Provide only the number of lines in the data below that contain the string "процессов".

>> start RECORDS SHOWN

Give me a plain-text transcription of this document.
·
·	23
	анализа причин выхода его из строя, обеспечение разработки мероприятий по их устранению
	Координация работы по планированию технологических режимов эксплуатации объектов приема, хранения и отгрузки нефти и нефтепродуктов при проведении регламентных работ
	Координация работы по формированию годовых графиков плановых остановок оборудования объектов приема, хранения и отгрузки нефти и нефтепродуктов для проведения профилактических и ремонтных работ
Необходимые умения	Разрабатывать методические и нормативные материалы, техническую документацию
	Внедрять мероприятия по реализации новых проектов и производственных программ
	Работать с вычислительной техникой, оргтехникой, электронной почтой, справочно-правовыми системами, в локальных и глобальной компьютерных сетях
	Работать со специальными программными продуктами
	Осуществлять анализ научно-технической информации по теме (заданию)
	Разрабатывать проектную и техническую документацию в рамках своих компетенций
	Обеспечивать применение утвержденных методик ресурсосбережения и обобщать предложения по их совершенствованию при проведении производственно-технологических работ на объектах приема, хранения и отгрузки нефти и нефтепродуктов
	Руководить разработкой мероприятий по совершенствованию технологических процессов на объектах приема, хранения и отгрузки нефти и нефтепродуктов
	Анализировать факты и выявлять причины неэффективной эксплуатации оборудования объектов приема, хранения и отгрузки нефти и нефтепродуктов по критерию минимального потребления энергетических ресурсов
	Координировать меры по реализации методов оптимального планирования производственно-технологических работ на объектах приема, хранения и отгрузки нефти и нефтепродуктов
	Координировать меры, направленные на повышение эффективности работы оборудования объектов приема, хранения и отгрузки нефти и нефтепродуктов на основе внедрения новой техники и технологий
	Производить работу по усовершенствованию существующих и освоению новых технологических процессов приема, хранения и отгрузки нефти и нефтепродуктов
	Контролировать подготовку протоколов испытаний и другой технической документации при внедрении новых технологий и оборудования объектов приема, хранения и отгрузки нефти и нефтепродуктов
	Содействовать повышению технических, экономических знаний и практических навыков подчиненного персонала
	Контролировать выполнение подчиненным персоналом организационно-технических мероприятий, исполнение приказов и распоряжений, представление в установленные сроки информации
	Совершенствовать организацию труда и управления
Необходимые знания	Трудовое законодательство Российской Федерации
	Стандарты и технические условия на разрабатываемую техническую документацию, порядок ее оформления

>> end RECORDS SHOWN

### EXERCISE OUTPUT
2